Pull out each line of the records holding the string "Estimated".

(Records from a data source)
□ □ □ □ □ □ □

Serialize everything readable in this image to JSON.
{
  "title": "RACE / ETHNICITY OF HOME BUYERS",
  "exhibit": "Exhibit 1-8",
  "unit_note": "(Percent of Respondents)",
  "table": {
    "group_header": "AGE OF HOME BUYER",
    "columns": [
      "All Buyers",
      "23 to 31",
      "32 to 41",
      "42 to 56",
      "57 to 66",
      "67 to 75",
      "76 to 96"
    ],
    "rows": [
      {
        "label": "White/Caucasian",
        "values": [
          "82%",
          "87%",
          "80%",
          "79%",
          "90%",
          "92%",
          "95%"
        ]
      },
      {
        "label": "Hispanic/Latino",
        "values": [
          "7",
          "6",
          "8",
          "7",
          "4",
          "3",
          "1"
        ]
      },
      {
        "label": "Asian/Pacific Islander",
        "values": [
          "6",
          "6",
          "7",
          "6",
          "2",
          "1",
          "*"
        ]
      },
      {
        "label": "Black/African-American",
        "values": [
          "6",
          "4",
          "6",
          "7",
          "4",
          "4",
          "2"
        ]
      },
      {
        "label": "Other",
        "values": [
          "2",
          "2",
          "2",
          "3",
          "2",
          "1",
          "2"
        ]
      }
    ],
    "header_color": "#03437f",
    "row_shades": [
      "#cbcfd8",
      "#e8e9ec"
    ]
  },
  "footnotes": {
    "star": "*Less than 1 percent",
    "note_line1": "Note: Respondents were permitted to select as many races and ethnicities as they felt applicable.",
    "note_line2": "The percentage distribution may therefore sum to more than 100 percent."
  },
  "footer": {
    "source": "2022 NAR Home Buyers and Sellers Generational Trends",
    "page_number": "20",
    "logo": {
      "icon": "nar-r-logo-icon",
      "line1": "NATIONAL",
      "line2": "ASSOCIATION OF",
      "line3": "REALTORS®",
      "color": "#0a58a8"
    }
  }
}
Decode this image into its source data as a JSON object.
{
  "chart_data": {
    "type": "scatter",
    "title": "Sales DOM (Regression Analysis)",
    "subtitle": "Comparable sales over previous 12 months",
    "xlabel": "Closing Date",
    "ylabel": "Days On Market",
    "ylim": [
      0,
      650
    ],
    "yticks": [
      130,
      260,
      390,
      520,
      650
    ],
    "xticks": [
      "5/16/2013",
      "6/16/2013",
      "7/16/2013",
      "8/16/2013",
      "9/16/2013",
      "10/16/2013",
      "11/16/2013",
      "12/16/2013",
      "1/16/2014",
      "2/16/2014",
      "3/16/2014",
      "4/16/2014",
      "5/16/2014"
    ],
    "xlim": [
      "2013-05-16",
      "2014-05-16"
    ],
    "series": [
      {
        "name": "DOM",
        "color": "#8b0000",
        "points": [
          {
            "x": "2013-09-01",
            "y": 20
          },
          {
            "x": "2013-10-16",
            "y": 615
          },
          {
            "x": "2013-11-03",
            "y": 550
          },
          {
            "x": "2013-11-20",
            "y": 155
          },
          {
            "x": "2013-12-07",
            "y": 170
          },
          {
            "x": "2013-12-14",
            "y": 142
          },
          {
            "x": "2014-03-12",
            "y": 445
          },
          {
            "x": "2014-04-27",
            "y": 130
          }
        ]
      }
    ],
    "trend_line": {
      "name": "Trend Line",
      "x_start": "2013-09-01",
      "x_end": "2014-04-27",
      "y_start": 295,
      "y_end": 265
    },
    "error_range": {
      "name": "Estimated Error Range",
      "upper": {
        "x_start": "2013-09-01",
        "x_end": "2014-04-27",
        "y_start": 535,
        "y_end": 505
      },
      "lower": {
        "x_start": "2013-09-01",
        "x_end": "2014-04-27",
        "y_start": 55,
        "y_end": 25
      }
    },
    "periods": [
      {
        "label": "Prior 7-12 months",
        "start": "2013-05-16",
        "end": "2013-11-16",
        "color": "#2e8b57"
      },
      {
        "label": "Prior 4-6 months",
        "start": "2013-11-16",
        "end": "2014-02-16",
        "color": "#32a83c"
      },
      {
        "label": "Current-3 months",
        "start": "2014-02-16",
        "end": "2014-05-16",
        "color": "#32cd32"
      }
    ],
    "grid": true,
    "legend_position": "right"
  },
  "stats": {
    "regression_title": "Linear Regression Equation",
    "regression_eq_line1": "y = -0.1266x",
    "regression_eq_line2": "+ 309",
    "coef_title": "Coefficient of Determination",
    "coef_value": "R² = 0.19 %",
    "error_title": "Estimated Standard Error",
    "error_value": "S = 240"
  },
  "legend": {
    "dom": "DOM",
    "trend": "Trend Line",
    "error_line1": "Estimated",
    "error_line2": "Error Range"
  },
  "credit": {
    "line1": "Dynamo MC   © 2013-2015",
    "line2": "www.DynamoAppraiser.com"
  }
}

□ □ □ □ □ □ □

**Output of the exercise:**
      "name": "Estimated Error Range",
    "error_title": "Estimated Standard Error",
    "error_line1": "Estimated",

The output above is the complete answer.